--- Start Dataset content ---
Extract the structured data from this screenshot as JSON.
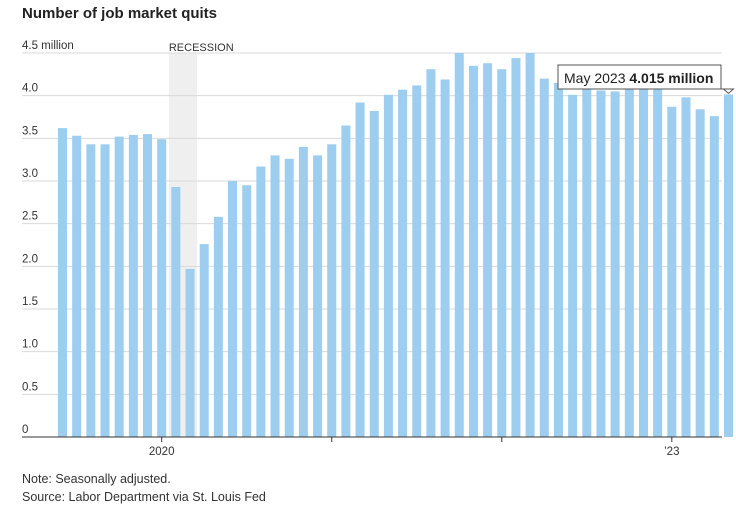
{
  "title": "Number of job market quits",
  "note": "Note: Seasonally adjusted.",
  "source": "Source: Labor Department via St. Louis Fed",
  "chart_data": {
    "type": "bar",
    "title": "Number of job market quits",
    "ylabel": "",
    "xlabel": "",
    "ylim": [
      0,
      4.5
    ],
    "y_ticks": [
      {
        "value": 0,
        "label": "0"
      },
      {
        "value": 0.5,
        "label": "0.5"
      },
      {
        "value": 1.0,
        "label": "1.0"
      },
      {
        "value": 1.5,
        "label": "1.5"
      },
      {
        "value": 2.0,
        "label": "2.0"
      },
      {
        "value": 2.5,
        "label": "2.5"
      },
      {
        "value": 3.0,
        "label": "3.0"
      },
      {
        "value": 3.5,
        "label": "3.5"
      },
      {
        "value": 4.0,
        "label": "4.0"
      },
      {
        "value": 4.5,
        "label": "4.5 million"
      }
    ],
    "x": [
      "2019-06",
      "2019-07",
      "2019-08",
      "2019-09",
      "2019-10",
      "2019-11",
      "2019-12",
      "2020-01",
      "2020-02",
      "2020-03",
      "2020-04",
      "2020-05",
      "2020-06",
      "2020-07",
      "2020-08",
      "2020-09",
      "2020-10",
      "2020-11",
      "2020-12",
      "2021-01",
      "2021-02",
      "2021-03",
      "2021-04",
      "2021-05",
      "2021-06",
      "2021-07",
      "2021-08",
      "2021-09",
      "2021-10",
      "2021-11",
      "2021-12",
      "2022-01",
      "2022-02",
      "2022-03",
      "2022-04",
      "2022-05",
      "2022-06",
      "2022-07",
      "2022-08",
      "2022-09",
      "2022-10",
      "2022-11",
      "2022-12",
      "2023-01",
      "2023-02",
      "2023-03",
      "2023-04",
      "2023-05"
    ],
    "values": [
      3.62,
      3.53,
      3.43,
      3.43,
      3.52,
      3.54,
      3.55,
      3.49,
      2.93,
      1.97,
      2.26,
      2.58,
      3.0,
      2.95,
      3.17,
      3.3,
      3.26,
      3.4,
      3.3,
      3.43,
      3.65,
      3.92,
      3.82,
      4.01,
      4.07,
      4.12,
      4.31,
      4.19,
      4.5,
      4.35,
      4.38,
      4.31,
      4.44,
      4.5,
      4.2,
      4.15,
      4.01,
      4.09,
      4.06,
      4.05,
      4.08,
      4.08,
      4.08,
      3.87,
      3.98,
      3.84,
      3.76,
      4.015
    ],
    "x_tick_labels": [
      {
        "x": "2020-01",
        "label": "2020"
      },
      {
        "x": "2023-01",
        "label": "’23"
      }
    ],
    "x_minor_ticks": [
      "2021-01",
      "2022-01"
    ],
    "recession": {
      "start": "2020-02",
      "end": "2020-03",
      "label": "RECESSION"
    },
    "annotation": {
      "x": "2023-05",
      "label": "May 2023",
      "value_label": "4.015 million"
    },
    "grid": true,
    "colors": {
      "bar": "#9dcdef",
      "recession": "#efefef",
      "grid": "#d9d9d9",
      "axis": "#333333"
    }
  }
}
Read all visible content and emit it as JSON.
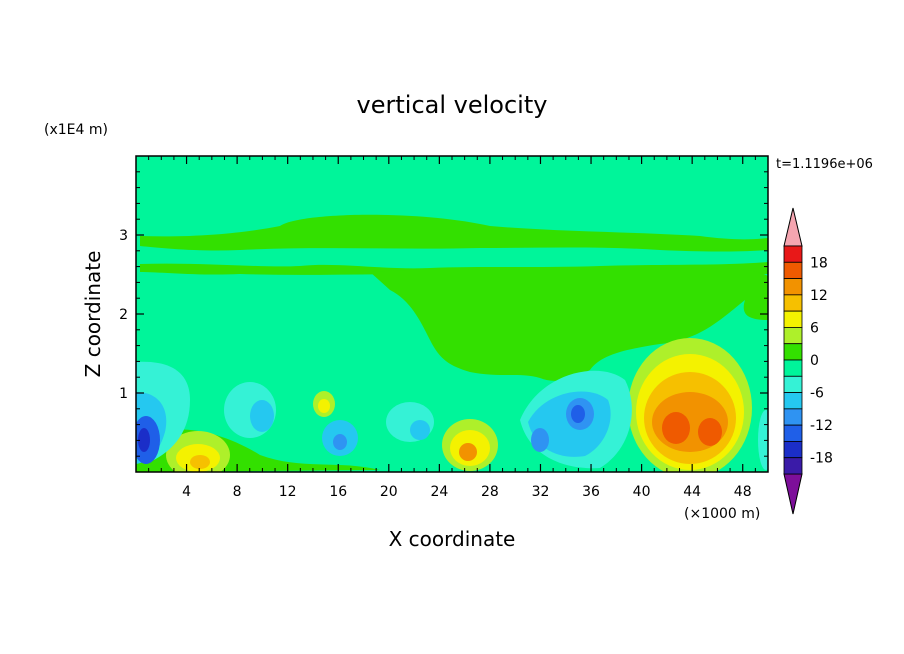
{
  "chart_data": {
    "type": "heatmap",
    "title": "vertical velocity",
    "xlabel": "X coordinate",
    "ylabel": "Z coordinate",
    "x_unit": "(×1000 m)",
    "y_unit": "(x1E4 m)",
    "time_label": "t=1.1196e+06",
    "xlim": [
      0,
      50
    ],
    "ylim": [
      0,
      4
    ],
    "x_ticks": [
      4,
      8,
      12,
      16,
      20,
      24,
      28,
      32,
      36,
      40,
      44,
      48
    ],
    "y_ticks": [
      1,
      2,
      3
    ],
    "colorbar": {
      "tick_labels": [
        "18",
        "12",
        "6",
        "0",
        "-6",
        "-12",
        "-18"
      ],
      "tick_values": [
        18,
        12,
        6,
        0,
        -6,
        -12,
        -18
      ],
      "levels": [
        -21,
        -18,
        -15,
        -12,
        -9,
        -6,
        -3,
        0,
        3,
        6,
        9,
        12,
        15,
        18,
        21
      ],
      "colors": [
        "#7d0f9a",
        "#3a1ba8",
        "#1b2ec8",
        "#1f5fe8",
        "#2f93f2",
        "#25c8f0",
        "#35f2d6",
        "#00f59a",
        "#33e000",
        "#aef02a",
        "#f4f200",
        "#f6c000",
        "#f29200",
        "#ef5a00",
        "#e81818",
        "#f5a5b0"
      ]
    },
    "features": [
      {
        "x": 43,
        "z": 0.55,
        "value": 15
      },
      {
        "x": 45.5,
        "z": 0.45,
        "value": 15
      },
      {
        "x": 26.5,
        "z": 0.3,
        "value": 12
      },
      {
        "x": 5.5,
        "z": 0.2,
        "value": 12
      },
      {
        "x": 14.5,
        "z": 0.85,
        "value": 9
      },
      {
        "x": 1.2,
        "z": 0.4,
        "value": -12
      },
      {
        "x": 35,
        "z": 0.75,
        "value": -12
      },
      {
        "x": 31.5,
        "z": 0.35,
        "value": -12
      },
      {
        "x": 16.5,
        "z": 0.4,
        "value": -9
      }
    ]
  }
}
--- End Dataset content ---
Work through the records above line by line and count those that hold the string "market". Give only the result.

## Output for this exercise
2